• **REQUIREMENTS**
Reproduce the full listing that appears beneath this instruction exactly.

(Stored items)
===============
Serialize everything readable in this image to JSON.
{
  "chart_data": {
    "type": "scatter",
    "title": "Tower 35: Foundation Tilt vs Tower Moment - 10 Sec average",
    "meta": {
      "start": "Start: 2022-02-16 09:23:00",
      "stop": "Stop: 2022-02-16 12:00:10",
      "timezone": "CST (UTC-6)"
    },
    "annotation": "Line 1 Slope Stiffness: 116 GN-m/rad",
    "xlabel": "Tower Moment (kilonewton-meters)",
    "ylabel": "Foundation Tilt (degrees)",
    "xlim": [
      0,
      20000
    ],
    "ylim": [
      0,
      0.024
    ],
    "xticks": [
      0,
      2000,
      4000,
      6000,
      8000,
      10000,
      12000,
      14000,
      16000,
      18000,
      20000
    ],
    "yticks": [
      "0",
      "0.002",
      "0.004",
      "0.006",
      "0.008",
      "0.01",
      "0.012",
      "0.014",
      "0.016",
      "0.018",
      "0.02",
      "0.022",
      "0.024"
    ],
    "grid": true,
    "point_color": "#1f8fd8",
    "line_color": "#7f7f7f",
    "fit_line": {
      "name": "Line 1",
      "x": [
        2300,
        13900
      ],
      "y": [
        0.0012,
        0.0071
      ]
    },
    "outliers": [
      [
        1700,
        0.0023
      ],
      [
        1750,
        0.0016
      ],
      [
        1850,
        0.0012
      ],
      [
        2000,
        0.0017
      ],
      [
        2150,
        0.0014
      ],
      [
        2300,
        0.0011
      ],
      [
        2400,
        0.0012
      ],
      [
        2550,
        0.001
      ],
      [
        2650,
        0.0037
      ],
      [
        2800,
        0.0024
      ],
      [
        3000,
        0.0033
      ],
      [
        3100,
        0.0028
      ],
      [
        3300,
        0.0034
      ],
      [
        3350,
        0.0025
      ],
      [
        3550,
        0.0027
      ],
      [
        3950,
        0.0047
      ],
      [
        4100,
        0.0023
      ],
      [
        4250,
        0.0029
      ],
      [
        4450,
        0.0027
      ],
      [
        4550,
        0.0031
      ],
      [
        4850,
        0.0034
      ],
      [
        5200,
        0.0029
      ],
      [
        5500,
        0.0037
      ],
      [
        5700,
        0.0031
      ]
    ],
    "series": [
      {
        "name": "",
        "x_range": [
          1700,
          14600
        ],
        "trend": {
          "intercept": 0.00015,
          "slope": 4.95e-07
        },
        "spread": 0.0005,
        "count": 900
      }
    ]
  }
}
===============
• **TASK SOLUTION**
Serialize everything readable in this image to JSON.
{
  "chart_data": {
    "type": "scatter",
    "title": "Tower 35: Foundation Tilt vs Tower Moment - 10 Sec average",
    "meta": {
      "start": "Start: 2022-02-16 09:23:00",
      "stop": "Stop: 2022-02-16 12:00:10",
      "timezone": "CST (UTC-6)"
    },
    "annotation": "Line 1 Slope Stiffness: 116 GN-m/rad",
    "xlabel": "Tower Moment (kilonewton-meters)",
    "ylabel": "Foundation Tilt (degrees)",
    "xlim": [
      0,
      20000
    ],
    "ylim": [
      0,
      0.024
    ],
    "xticks": [
      0,
      2000,
      4000,
      6000,
      8000,
      10000,
      12000,
      14000,
      16000,
      18000,
      20000
    ],
    "yticks": [
      "0",
      "0.002",
      "0.004",
      "0.006",
      "0.008",
      "0.01",
      "0.012",
      "0.014",
      "0.016",
      "0.018",
      "0.02",
      "0.022",
      "0.024"
    ],
    "grid": true,
    "point_color": "#1f8fd8",
    "line_color": "#7f7f7f",
    "fit_line": {
      "name": "Line 1",
      "x": [
        2300,
        13900
      ],
      "y": [
        0.0012,
        0.0071
      ]
    },
    "outliers": [
      [
        1700,
        0.0023
      ],
      [
        1750,
        0.0016
      ],
      [
        1850,
        0.0012
      ],
      [
        2000,
        0.0017
      ],
      [
        2150,
        0.0014
      ],
      [
        2300,
        0.0011
      ],
      [
        2400,
        0.0012
      ],
      [
        2550,
        0.001
      ],
      [
        2650,
        0.0037
      ],
      [
        2800,
        0.0024
      ],
      [
        3000,
        0.0033
      ],
      [
        3100,
        0.0028
      ],
      [
        3300,
        0.0034
      ],
      [
        3350,
        0.0025
      ],
      [
        3550,
        0.0027
      ],
      [
        3950,
        0.0047
      ],
      [
        4100,
        0.0023
      ],
      [
        4250,
        0.0029
      ],
      [
        4450,
        0.0027
      ],
      [
        4550,
        0.0031
      ],
      [
        4850,
        0.0034
      ],
      [
        5200,
        0.0029
      ],
      [
        5500,
        0.0037
      ],
      [
        5700,
        0.0031
      ]
    ],
    "series": [
      {
        "name": "",
        "x_range": [
          1700,
          14600
        ],
        "trend": {
          "intercept": 0.00015,
          "slope": 4.95e-07
        },
        "spread": 0.0005,
        "count": 900
      }
    ]
  }
}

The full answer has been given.